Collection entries
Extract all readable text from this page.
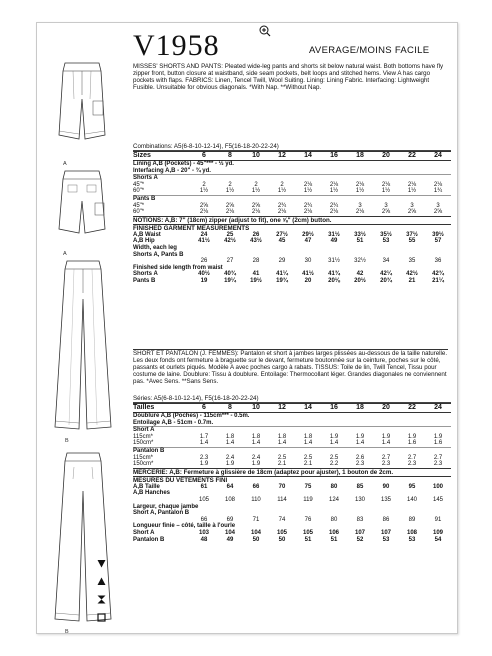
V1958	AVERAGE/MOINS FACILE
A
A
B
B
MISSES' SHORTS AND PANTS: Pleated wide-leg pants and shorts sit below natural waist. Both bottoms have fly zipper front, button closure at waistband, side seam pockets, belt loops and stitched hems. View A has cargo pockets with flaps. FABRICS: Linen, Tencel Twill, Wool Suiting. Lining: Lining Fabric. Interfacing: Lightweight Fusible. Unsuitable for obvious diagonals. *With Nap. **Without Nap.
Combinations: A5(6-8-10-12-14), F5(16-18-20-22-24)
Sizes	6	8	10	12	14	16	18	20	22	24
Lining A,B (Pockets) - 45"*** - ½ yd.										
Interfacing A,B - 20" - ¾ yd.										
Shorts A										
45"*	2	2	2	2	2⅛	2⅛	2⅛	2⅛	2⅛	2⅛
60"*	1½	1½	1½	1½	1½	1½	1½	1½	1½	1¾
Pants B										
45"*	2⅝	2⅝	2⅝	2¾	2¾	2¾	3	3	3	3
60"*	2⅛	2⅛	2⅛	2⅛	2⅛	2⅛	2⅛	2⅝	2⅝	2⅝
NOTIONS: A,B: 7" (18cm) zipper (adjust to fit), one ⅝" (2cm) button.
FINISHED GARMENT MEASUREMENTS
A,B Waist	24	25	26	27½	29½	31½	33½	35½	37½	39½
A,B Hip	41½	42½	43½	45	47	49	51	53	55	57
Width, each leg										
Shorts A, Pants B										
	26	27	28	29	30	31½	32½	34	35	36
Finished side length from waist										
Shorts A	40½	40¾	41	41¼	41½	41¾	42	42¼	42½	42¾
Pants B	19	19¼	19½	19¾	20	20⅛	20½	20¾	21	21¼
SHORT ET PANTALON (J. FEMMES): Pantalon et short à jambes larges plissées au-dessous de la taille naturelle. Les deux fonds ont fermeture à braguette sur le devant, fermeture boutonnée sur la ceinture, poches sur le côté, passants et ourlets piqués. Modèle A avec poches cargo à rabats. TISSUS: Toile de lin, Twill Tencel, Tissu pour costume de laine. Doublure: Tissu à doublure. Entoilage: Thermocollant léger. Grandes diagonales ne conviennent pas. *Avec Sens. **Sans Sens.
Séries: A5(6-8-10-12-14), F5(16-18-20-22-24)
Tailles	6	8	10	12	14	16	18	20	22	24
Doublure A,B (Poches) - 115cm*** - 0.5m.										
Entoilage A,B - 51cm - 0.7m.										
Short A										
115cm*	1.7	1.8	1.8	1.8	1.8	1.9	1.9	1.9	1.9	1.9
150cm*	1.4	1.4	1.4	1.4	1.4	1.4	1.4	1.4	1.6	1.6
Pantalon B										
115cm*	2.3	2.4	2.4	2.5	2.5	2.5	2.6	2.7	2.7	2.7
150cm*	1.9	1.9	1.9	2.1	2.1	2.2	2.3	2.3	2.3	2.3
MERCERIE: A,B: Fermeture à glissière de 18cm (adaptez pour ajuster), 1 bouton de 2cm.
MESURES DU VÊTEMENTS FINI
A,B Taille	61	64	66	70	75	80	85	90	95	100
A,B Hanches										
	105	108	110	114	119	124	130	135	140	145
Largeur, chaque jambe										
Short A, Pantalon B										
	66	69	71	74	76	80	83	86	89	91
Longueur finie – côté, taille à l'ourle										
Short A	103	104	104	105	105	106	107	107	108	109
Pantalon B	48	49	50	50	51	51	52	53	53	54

---

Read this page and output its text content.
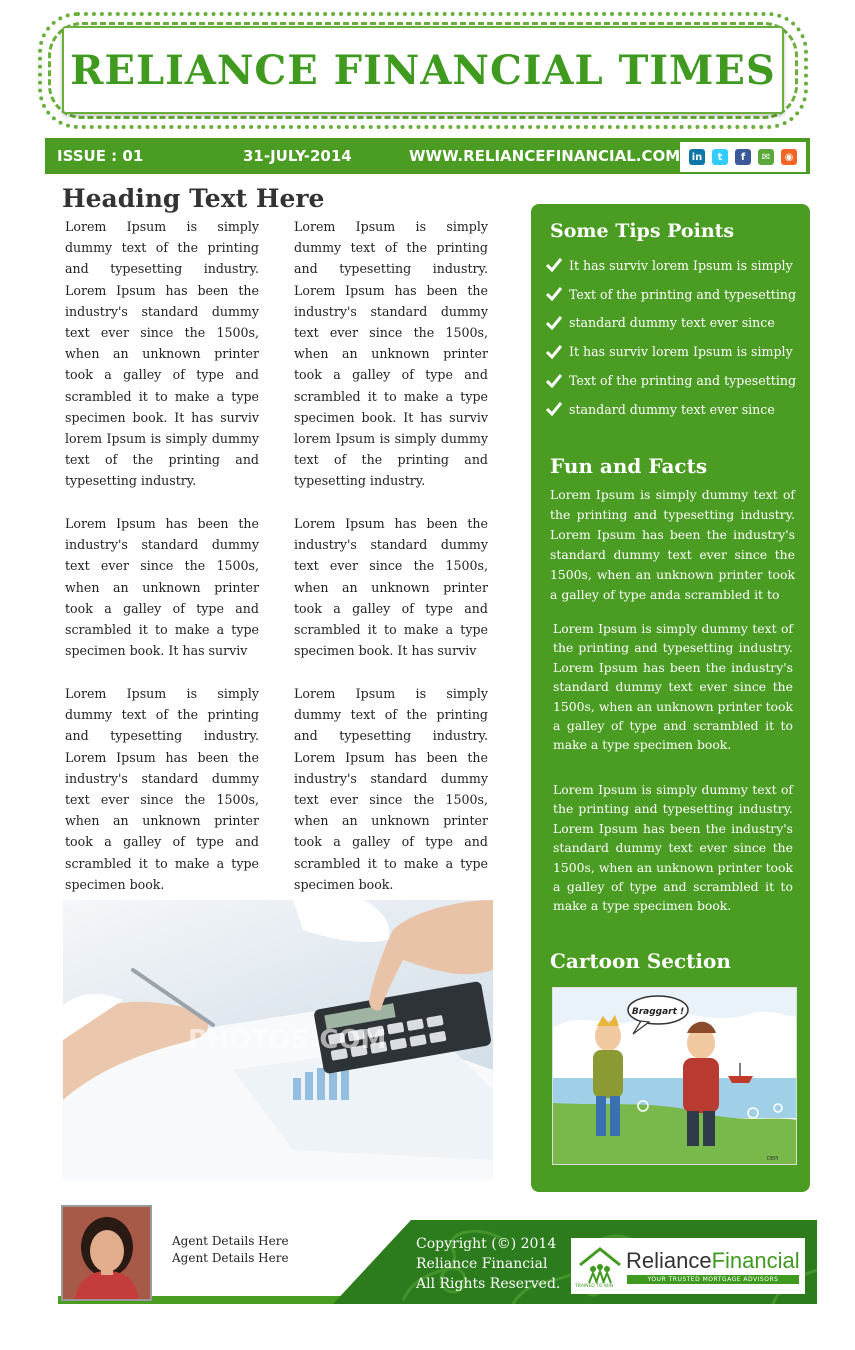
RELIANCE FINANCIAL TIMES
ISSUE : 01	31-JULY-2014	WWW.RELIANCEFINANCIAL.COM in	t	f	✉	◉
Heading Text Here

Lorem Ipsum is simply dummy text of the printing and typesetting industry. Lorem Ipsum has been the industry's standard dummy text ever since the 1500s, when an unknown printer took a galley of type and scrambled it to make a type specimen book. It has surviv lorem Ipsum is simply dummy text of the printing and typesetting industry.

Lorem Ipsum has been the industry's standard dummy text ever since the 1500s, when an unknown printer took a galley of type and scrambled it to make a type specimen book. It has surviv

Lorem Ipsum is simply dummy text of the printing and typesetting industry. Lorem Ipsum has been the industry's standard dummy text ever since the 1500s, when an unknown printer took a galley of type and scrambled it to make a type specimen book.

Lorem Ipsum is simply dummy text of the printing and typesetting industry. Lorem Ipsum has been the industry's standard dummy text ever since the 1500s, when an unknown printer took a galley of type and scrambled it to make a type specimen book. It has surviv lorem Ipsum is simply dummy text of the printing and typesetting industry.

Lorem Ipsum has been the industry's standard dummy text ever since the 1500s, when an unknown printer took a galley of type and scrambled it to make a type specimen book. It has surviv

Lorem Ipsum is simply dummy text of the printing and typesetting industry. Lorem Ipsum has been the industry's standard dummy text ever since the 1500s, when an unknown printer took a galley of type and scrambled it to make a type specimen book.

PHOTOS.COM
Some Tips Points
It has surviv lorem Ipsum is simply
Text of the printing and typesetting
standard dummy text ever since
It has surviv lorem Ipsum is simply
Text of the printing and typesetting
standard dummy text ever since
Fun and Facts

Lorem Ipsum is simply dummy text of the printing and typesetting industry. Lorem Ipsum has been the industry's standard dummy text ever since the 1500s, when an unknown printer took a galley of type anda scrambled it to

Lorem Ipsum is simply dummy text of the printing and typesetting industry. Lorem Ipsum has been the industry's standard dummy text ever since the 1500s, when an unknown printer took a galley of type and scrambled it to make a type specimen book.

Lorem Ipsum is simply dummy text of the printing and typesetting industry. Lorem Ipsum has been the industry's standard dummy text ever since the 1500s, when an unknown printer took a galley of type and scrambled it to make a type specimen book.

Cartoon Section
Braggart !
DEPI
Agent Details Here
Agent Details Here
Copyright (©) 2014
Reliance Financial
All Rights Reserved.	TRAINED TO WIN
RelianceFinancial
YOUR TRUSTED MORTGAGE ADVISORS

...

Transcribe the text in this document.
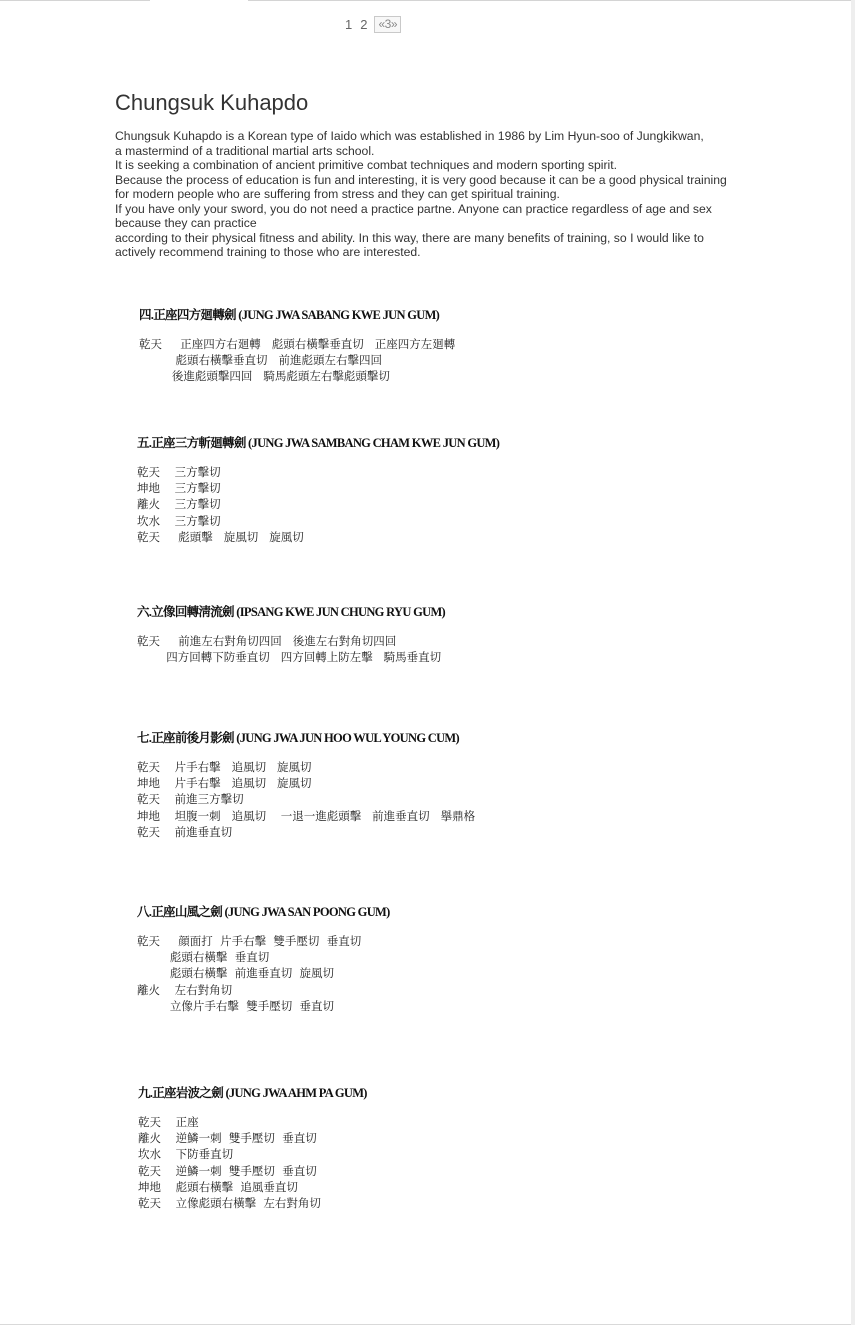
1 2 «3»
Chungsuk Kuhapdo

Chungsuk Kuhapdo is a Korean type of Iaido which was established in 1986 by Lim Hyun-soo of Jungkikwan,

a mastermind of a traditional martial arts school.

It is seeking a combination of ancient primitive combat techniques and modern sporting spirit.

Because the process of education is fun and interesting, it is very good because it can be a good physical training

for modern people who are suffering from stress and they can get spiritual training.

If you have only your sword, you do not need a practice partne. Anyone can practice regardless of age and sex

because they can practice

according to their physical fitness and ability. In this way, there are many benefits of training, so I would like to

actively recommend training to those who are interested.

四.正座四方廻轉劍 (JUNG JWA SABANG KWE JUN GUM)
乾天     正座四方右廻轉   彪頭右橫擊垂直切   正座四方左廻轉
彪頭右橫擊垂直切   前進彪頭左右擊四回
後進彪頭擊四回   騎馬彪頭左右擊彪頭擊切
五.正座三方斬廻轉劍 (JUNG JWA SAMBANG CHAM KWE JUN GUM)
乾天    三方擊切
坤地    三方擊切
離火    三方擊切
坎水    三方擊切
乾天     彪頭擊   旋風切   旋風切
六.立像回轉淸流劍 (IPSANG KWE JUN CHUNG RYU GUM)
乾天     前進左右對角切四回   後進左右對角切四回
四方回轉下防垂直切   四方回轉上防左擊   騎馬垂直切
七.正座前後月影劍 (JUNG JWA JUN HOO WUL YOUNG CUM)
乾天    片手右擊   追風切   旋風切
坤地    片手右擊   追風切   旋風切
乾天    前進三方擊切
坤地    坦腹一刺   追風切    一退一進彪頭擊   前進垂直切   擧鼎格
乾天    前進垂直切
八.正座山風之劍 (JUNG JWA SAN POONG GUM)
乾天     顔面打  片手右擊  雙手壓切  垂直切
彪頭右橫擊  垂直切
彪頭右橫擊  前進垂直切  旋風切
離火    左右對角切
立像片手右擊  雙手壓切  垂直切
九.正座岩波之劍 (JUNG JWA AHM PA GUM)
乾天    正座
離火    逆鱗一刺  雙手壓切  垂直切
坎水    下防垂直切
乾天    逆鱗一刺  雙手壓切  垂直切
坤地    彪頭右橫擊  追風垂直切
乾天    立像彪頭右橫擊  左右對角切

* **Exercise objective**
In the listing above, find the lines holding the word "physical" and copy them.

* **Reply**
Because the process of education is fun and interesting, it is very good because it can be a good physical training
according to their physical fitness and ability. In this way, there are many benefits of training, so I would like to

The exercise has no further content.